What you have to do
The entries need to be copied exactly.

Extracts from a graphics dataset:
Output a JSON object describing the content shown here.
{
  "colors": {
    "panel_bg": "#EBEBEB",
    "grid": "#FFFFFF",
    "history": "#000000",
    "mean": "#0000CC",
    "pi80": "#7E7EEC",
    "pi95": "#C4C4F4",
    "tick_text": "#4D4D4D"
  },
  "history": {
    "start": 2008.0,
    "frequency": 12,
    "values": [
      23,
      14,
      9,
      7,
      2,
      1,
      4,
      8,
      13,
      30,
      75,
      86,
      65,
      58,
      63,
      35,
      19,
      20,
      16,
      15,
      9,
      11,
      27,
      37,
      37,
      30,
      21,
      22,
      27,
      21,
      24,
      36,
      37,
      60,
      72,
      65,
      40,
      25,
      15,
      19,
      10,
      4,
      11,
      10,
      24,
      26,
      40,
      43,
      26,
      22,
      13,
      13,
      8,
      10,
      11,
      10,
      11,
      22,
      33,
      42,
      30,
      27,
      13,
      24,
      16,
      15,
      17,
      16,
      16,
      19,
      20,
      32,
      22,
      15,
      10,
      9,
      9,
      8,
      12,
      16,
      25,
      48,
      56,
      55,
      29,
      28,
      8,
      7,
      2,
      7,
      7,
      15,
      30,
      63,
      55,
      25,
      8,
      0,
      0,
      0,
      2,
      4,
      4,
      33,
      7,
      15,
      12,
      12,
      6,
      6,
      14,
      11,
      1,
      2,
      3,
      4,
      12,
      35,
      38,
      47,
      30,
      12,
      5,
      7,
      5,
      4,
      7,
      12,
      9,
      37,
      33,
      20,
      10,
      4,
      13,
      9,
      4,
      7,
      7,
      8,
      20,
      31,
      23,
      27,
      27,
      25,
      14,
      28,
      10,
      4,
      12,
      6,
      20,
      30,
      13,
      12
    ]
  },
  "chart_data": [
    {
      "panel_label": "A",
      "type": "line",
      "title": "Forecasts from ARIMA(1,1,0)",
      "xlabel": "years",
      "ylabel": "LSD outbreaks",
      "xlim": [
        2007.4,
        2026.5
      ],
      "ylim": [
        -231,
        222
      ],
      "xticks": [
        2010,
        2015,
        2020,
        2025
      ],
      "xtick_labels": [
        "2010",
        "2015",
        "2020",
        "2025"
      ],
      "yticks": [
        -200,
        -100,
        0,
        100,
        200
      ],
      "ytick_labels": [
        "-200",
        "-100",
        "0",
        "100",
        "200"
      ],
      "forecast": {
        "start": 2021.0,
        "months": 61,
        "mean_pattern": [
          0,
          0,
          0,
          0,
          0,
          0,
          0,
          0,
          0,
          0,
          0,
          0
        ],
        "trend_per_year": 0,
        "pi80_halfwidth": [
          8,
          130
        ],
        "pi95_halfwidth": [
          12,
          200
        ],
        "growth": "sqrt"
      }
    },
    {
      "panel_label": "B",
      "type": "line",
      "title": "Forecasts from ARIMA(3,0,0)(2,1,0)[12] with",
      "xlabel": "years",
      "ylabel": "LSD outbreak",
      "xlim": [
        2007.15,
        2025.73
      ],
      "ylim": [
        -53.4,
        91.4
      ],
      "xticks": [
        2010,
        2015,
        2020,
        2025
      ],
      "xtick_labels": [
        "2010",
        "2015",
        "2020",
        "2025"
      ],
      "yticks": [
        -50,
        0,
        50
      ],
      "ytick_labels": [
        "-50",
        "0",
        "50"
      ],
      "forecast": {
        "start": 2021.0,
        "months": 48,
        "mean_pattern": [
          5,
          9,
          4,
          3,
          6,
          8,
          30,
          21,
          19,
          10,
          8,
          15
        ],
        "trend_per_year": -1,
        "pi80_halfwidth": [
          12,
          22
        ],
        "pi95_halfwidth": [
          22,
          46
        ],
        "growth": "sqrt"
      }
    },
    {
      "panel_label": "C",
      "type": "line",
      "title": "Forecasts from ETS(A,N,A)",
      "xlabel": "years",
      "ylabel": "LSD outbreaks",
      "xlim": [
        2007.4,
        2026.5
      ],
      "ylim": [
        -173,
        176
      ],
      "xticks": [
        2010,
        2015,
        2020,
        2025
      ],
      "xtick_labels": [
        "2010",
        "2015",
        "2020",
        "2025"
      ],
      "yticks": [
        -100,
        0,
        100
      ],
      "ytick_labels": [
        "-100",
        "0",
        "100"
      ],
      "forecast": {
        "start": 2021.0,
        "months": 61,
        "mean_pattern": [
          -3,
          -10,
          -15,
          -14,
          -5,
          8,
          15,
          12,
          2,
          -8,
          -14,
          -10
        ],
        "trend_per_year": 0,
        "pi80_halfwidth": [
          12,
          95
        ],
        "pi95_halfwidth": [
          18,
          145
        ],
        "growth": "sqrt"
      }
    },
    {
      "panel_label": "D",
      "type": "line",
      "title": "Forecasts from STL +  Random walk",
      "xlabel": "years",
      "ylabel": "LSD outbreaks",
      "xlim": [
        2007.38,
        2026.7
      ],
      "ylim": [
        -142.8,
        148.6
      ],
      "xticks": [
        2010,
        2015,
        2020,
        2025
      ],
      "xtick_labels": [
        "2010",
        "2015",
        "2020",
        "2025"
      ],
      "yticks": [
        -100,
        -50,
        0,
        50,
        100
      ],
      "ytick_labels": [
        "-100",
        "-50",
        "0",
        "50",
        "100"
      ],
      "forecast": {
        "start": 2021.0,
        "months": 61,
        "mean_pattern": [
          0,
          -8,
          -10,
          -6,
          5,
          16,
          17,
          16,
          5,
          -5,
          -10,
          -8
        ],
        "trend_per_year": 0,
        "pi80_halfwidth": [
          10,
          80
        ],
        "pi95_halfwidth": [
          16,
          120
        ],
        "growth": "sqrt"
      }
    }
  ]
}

The answer
Output a JSON object describing the content shown here.
{
  "colors": {
    "panel_bg": "#EBEBEB",
    "grid": "#FFFFFF",
    "history": "#000000",
    "mean": "#0000CC",
    "pi80": "#7E7EEC",
    "pi95": "#C4C4F4",
    "tick_text": "#4D4D4D"
  },
  "history": {
    "start": 2008.0,
    "frequency": 12,
    "values": [
      23,
      14,
      9,
      7,
      2,
      1,
      4,
      8,
      13,
      30,
      75,
      86,
      65,
      58,
      63,
      35,
      19,
      20,
      16,
      15,
      9,
      11,
      27,
      37,
      37,
      30,
      21,
      22,
      27,
      21,
      24,
      36,
      37,
      60,
      72,
      65,
      40,
      25,
      15,
      19,
      10,
      4,
      11,
      10,
      24,
      26,
      40,
      43,
      26,
      22,
      13,
      13,
      8,
      10,
      11,
      10,
      11,
      22,
      33,
      42,
      30,
      27,
      13,
      24,
      16,
      15,
      17,
      16,
      16,
      19,
      20,
      32,
      22,
      15,
      10,
      9,
      9,
      8,
      12,
      16,
      25,
      48,
      56,
      55,
      29,
      28,
      8,
      7,
      2,
      7,
      7,
      15,
      30,
      63,
      55,
      25,
      8,
      0,
      0,
      0,
      2,
      4,
      4,
      33,
      7,
      15,
      12,
      12,
      6,
      6,
      14,
      11,
      1,
      2,
      3,
      4,
      12,
      35,
      38,
      47,
      30,
      12,
      5,
      7,
      5,
      4,
      7,
      12,
      9,
      37,
      33,
      20,
      10,
      4,
      13,
      9,
      4,
      7,
      7,
      8,
      20,
      31,
      23,
      27,
      27,
      25,
      14,
      28,
      10,
      4,
      12,
      6,
      20,
      30,
      13,
      12
    ]
  },
  "chart_data": [
    {
      "panel_label": "A",
      "type": "line",
      "title": "Forecasts from ARIMA(1,1,0)",
      "xlabel": "years",
      "ylabel": "LSD outbreaks",
      "xlim": [
        2007.4,
        2026.5
      ],
      "ylim": [
        -231,
        222
      ],
      "xticks": [
        2010,
        2015,
        2020,
        2025
      ],
      "xtick_labels": [
        "2010",
        "2015",
        "2020",
        "2025"
      ],
      "yticks": [
        -200,
        -100,
        0,
        100,
        200
      ],
      "ytick_labels": [
        "-200",
        "-100",
        "0",
        "100",
        "200"
      ],
      "forecast": {
        "start": 2021.0,
        "months": 61,
        "mean_pattern": [
          0,
          0,
          0,
          0,
          0,
          0,
          0,
          0,
          0,
          0,
          0,
          0
        ],
        "trend_per_year": 0,
        "pi80_halfwidth": [
          8,
          130
        ],
        "pi95_halfwidth": [
          12,
          200
        ],
        "growth": "sqrt"
      }
    },
    {
      "panel_label": "B",
      "type": "line",
      "title": "Forecasts from ARIMA(3,0,0)(2,1,0)[12] with",
      "xlabel": "years",
      "ylabel": "LSD outbreak",
      "xlim": [
        2007.15,
        2025.73
      ],
      "ylim": [
        -53.4,
        91.4
      ],
      "xticks": [
        2010,
        2015,
        2020,
        2025
      ],
      "xtick_labels": [
        "2010",
        "2015",
        "2020",
        "2025"
      ],
      "yticks": [
        -50,
        0,
        50
      ],
      "ytick_labels": [
        "-50",
        "0",
        "50"
      ],
      "forecast": {
        "start": 2021.0,
        "months": 48,
        "mean_pattern": [
          5,
          9,
          4,
          3,
          6,
          8,
          30,
          21,
          19,
          10,
          8,
          15
        ],
        "trend_per_year": -1,
        "pi80_halfwidth": [
          12,
          22
        ],
        "pi95_halfwidth": [
          22,
          46
        ],
        "growth": "sqrt"
      }
    },
    {
      "panel_label": "C",
      "type": "line",
      "title": "Forecasts from ETS(A,N,A)",
      "xlabel": "years",
      "ylabel": "LSD outbreaks",
      "xlim": [
        2007.4,
        2026.5
      ],
      "ylim": [
        -173,
        176
      ],
      "xticks": [
        2010,
        2015,
        2020,
        2025
      ],
      "xtick_labels": [
        "2010",
        "2015",
        "2020",
        "2025"
      ],
      "yticks": [
        -100,
        0,
        100
      ],
      "ytick_labels": [
        "-100",
        "0",
        "100"
      ],
      "forecast": {
        "start": 2021.0,
        "months": 61,
        "mean_pattern": [
          -3,
          -10,
          -15,
          -14,
          -5,
          8,
          15,
          12,
          2,
          -8,
          -14,
          -10
        ],
        "trend_per_year": 0,
        "pi80_halfwidth": [
          12,
          95
        ],
        "pi95_halfwidth": [
          18,
          145
        ],
        "growth": "sqrt"
      }
    },
    {
      "panel_label": "D",
      "type": "line",
      "title": "Forecasts from STL +  Random walk",
      "xlabel": "years",
      "ylabel": "LSD outbreaks",
      "xlim": [
        2007.38,
        2026.7
      ],
      "ylim": [
        -142.8,
        148.6
      ],
      "xticks": [
        2010,
        2015,
        2020,
        2025
      ],
      "xtick_labels": [
        "2010",
        "2015",
        "2020",
        "2025"
      ],
      "yticks": [
        -100,
        -50,
        0,
        50,
        100
      ],
      "ytick_labels": [
        "-100",
        "-50",
        "0",
        "50",
        "100"
      ],
      "forecast": {
        "start": 2021.0,
        "months": 61,
        "mean_pattern": [
          0,
          -8,
          -10,
          -6,
          5,
          16,
          17,
          16,
          5,
          -5,
          -10,
          -8
        ],
        "trend_per_year": 0,
        "pi80_halfwidth": [
          10,
          80
        ],
        "pi95_halfwidth": [
          16,
          120
        ],
        "growth": "sqrt"
      }
    }
  ]
}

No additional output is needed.